» **What is required**
Using the listing below, report all lines holding the word "Roll".
--- start of Data to process ---
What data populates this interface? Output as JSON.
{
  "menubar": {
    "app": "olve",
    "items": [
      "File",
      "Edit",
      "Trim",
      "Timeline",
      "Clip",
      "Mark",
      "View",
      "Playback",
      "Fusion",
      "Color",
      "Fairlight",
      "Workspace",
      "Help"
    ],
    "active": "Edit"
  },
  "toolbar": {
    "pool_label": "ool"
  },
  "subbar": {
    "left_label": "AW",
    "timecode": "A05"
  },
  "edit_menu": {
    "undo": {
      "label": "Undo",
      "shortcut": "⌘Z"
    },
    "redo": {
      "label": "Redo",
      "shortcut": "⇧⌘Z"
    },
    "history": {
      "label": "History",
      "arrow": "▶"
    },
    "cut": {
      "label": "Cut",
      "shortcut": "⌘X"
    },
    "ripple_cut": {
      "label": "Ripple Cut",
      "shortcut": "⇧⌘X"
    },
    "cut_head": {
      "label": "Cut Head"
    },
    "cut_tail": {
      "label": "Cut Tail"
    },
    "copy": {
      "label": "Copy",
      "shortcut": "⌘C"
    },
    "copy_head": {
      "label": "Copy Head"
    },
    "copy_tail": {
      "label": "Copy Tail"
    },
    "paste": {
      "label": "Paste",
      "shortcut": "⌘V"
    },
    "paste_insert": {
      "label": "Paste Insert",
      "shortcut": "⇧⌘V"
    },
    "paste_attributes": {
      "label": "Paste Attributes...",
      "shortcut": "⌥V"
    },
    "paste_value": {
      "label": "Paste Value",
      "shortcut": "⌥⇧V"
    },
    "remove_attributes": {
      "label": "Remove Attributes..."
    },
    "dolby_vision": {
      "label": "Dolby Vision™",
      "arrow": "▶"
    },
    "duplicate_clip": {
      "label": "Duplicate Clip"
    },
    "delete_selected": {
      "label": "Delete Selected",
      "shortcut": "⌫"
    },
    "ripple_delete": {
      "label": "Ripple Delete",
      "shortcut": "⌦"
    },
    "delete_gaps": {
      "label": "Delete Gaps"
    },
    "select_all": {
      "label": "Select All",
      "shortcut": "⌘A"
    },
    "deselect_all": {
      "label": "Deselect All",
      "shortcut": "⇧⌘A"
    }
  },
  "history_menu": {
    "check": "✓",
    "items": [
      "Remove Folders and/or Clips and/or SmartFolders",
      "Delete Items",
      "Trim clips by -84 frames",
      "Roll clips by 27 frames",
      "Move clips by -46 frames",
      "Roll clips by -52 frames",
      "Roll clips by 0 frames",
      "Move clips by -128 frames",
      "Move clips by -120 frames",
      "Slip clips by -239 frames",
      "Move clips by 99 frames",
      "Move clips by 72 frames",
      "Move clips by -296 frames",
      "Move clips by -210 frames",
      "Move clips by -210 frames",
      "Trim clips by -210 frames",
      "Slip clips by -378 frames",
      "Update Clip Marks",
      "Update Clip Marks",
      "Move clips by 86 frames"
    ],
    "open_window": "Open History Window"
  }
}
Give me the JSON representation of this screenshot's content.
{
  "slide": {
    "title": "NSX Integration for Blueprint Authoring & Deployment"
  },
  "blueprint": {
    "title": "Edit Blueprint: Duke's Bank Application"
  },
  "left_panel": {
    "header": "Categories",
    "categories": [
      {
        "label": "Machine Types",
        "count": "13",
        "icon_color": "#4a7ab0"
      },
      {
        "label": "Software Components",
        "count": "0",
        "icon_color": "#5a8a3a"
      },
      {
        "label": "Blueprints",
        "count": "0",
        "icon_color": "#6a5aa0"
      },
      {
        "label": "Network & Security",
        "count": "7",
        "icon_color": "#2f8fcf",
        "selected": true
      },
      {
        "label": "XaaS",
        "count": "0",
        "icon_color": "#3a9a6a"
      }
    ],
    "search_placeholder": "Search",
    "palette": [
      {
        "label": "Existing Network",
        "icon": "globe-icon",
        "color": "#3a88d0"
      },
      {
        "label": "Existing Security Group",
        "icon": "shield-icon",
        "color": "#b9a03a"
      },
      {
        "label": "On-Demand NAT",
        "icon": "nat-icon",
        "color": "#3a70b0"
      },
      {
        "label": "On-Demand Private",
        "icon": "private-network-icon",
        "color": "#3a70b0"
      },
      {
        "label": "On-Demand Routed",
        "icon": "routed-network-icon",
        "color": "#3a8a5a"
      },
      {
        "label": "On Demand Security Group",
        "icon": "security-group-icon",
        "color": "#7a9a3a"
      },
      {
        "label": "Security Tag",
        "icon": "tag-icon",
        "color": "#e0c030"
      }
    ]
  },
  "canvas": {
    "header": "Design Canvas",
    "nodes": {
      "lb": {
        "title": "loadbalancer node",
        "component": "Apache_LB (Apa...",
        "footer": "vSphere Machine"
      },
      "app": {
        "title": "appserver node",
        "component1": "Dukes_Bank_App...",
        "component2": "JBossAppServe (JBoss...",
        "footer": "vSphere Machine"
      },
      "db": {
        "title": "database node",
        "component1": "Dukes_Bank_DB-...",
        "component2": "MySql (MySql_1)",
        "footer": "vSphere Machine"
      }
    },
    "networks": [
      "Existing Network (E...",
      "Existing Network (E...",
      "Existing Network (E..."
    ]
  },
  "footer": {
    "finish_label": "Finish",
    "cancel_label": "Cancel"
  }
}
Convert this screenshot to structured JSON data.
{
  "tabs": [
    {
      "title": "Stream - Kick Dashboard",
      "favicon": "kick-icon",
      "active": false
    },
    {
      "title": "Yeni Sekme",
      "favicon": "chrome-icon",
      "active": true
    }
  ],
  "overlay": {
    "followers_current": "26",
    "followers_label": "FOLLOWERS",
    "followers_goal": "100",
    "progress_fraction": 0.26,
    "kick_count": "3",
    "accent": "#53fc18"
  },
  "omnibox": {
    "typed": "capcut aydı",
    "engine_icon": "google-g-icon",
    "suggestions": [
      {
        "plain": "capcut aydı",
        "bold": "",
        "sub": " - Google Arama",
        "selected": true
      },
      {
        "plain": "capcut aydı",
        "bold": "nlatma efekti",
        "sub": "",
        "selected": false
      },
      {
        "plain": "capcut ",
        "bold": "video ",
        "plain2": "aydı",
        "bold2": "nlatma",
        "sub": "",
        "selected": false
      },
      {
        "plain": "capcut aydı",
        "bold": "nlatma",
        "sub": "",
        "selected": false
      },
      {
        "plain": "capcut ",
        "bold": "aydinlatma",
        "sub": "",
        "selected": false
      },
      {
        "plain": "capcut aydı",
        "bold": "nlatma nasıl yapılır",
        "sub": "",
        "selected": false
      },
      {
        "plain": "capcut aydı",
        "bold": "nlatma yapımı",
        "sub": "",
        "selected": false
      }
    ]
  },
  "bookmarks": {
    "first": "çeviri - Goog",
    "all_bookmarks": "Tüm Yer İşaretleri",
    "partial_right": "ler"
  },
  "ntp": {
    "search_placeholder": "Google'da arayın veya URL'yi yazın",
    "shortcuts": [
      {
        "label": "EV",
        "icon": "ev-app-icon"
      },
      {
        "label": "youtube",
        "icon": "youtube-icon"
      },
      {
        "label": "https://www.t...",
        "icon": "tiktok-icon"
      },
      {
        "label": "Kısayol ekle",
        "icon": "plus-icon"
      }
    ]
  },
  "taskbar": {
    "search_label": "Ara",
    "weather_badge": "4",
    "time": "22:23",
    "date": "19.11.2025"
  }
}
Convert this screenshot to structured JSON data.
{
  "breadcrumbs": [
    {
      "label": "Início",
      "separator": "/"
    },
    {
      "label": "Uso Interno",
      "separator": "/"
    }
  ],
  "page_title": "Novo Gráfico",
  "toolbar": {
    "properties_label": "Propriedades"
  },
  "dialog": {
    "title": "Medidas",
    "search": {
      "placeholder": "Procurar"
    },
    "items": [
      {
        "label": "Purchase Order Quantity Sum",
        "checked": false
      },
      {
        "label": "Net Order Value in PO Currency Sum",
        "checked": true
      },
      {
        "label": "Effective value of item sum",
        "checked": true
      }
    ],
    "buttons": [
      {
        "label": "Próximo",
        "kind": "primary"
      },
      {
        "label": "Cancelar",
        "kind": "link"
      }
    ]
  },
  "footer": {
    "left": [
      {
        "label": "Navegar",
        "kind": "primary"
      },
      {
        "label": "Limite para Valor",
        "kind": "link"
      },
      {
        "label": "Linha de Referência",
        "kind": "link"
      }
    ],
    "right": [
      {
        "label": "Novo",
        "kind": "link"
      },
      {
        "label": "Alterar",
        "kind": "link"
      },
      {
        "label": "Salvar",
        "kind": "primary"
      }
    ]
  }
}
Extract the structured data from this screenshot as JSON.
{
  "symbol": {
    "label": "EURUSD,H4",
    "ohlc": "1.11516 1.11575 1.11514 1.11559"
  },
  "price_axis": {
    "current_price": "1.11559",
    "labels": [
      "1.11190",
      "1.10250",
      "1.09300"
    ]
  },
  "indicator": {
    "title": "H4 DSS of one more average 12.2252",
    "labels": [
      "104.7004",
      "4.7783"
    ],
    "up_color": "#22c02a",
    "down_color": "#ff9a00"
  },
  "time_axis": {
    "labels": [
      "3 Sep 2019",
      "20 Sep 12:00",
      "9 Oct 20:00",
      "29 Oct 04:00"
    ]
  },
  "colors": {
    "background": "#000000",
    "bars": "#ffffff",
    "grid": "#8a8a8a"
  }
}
--- end of Data to process ---
» **Result for this exercise**
      "Roll clips by 27 frames",
      "Roll clips by -52 frames",
      "Roll clips by 0 frames",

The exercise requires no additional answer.